Stored data entries

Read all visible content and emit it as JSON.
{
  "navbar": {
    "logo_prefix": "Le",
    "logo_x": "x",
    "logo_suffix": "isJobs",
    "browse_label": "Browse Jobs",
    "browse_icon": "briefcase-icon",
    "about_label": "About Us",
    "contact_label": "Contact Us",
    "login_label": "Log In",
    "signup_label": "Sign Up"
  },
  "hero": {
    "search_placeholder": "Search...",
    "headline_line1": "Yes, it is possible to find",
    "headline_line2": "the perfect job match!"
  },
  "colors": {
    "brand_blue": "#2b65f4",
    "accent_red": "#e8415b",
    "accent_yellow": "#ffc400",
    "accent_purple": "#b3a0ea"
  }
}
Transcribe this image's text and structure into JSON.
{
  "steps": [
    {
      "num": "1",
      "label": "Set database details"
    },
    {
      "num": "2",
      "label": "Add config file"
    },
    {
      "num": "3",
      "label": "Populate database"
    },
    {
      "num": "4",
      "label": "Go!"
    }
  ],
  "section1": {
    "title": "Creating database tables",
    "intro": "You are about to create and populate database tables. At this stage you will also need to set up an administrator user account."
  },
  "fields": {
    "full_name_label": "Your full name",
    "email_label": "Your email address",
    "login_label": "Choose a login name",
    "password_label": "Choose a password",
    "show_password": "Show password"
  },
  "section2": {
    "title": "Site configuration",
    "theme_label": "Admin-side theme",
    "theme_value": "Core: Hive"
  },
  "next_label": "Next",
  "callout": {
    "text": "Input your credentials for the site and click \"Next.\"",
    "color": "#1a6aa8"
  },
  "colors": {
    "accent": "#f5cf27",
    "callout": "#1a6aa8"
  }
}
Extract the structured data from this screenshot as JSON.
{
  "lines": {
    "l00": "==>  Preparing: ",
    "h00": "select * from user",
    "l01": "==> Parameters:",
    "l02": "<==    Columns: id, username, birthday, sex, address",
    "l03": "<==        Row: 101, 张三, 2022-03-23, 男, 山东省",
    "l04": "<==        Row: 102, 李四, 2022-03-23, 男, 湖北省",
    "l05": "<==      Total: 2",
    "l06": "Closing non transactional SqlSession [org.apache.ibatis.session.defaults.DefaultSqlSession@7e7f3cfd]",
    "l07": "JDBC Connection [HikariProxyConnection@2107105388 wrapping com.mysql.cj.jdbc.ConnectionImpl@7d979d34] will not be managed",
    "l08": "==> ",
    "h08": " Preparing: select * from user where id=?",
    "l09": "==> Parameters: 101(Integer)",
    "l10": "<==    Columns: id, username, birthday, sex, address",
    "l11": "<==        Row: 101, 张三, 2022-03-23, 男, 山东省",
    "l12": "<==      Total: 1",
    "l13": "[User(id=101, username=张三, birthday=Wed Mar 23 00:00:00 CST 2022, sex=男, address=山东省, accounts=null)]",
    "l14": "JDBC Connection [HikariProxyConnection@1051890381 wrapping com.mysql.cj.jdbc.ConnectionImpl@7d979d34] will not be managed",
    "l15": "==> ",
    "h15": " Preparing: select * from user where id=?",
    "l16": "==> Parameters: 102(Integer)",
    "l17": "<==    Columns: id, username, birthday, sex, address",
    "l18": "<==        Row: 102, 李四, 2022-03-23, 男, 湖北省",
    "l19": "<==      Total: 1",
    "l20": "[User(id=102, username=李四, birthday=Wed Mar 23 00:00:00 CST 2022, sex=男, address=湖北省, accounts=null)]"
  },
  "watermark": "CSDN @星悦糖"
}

## PROBLEM
Repeat the material word for word, in full.

## RESULT BELOW
Read all visible content and emit it as JSON.
{
  "navbar": {
    "logo_prefix": "Le",
    "logo_x": "x",
    "logo_suffix": "isJobs",
    "browse_label": "Browse Jobs",
    "browse_icon": "briefcase-icon",
    "about_label": "About Us",
    "contact_label": "Contact Us",
    "login_label": "Log In",
    "signup_label": "Sign Up"
  },
  "hero": {
    "search_placeholder": "Search...",
    "headline_line1": "Yes, it is possible to find",
    "headline_line2": "the perfect job match!"
  },
  "colors": {
    "brand_blue": "#2b65f4",
    "accent_red": "#e8415b",
    "accent_yellow": "#ffc400",
    "accent_purple": "#b3a0ea"
  }
}
Transcribe this image's text and structure into JSON.
{
  "steps": [
    {
      "num": "1",
      "label": "Set database details"
    },
    {
      "num": "2",
      "label": "Add config file"
    },
    {
      "num": "3",
      "label": "Populate database"
    },
    {
      "num": "4",
      "label": "Go!"
    }
  ],
  "section1": {
    "title": "Creating database tables",
    "intro": "You are about to create and populate database tables. At this stage you will also need to set up an administrator user account."
  },
  "fields": {
    "full_name_label": "Your full name",
    "email_label": "Your email address",
    "login_label": "Choose a login name",
    "password_label": "Choose a password",
    "show_password": "Show password"
  },
  "section2": {
    "title": "Site configuration",
    "theme_label": "Admin-side theme",
    "theme_value": "Core: Hive"
  },
  "next_label": "Next",
  "callout": {
    "text": "Input your credentials for the site and click \"Next.\"",
    "color": "#1a6aa8"
  },
  "colors": {
    "accent": "#f5cf27",
    "callout": "#1a6aa8"
  }
}
Extract the structured data from this screenshot as JSON.
{
  "lines": {
    "l00": "==>  Preparing: ",
    "h00": "select * from user",
    "l01": "==> Parameters:",
    "l02": "<==    Columns: id, username, birthday, sex, address",
    "l03": "<==        Row: 101, 张三, 2022-03-23, 男, 山东省",
    "l04": "<==        Row: 102, 李四, 2022-03-23, 男, 湖北省",
    "l05": "<==      Total: 2",
    "l06": "Closing non transactional SqlSession [org.apache.ibatis.session.defaults.DefaultSqlSession@7e7f3cfd]",
    "l07": "JDBC Connection [HikariProxyConnection@2107105388 wrapping com.mysql.cj.jdbc.ConnectionImpl@7d979d34] will not be managed",
    "l08": "==> ",
    "h08": " Preparing: select * from user where id=?",
    "l09": "==> Parameters: 101(Integer)",
    "l10": "<==    Columns: id, username, birthday, sex, address",
    "l11": "<==        Row: 101, 张三, 2022-03-23, 男, 山东省",
    "l12": "<==      Total: 1",
    "l13": "[User(id=101, username=张三, birthday=Wed Mar 23 00:00:00 CST 2022, sex=男, address=山东省, accounts=null)]",
    "l14": "JDBC Connection [HikariProxyConnection@1051890381 wrapping com.mysql.cj.jdbc.ConnectionImpl@7d979d34] will not be managed",
    "l15": "==> ",
    "h15": " Preparing: select * from user where id=?",
    "l16": "==> Parameters: 102(Integer)",
    "l17": "<==    Columns: id, username, birthday, sex, address",
    "l18": "<==        Row: 102, 李四, 2022-03-23, 男, 湖北省",
    "l19": "<==      Total: 1",
    "l20": "[User(id=102, username=李四, birthday=Wed Mar 23 00:00:00 CST 2022, sex=男, address=湖北省, accounts=null)]"
  },
  "watermark": "CSDN @星悦糖"
}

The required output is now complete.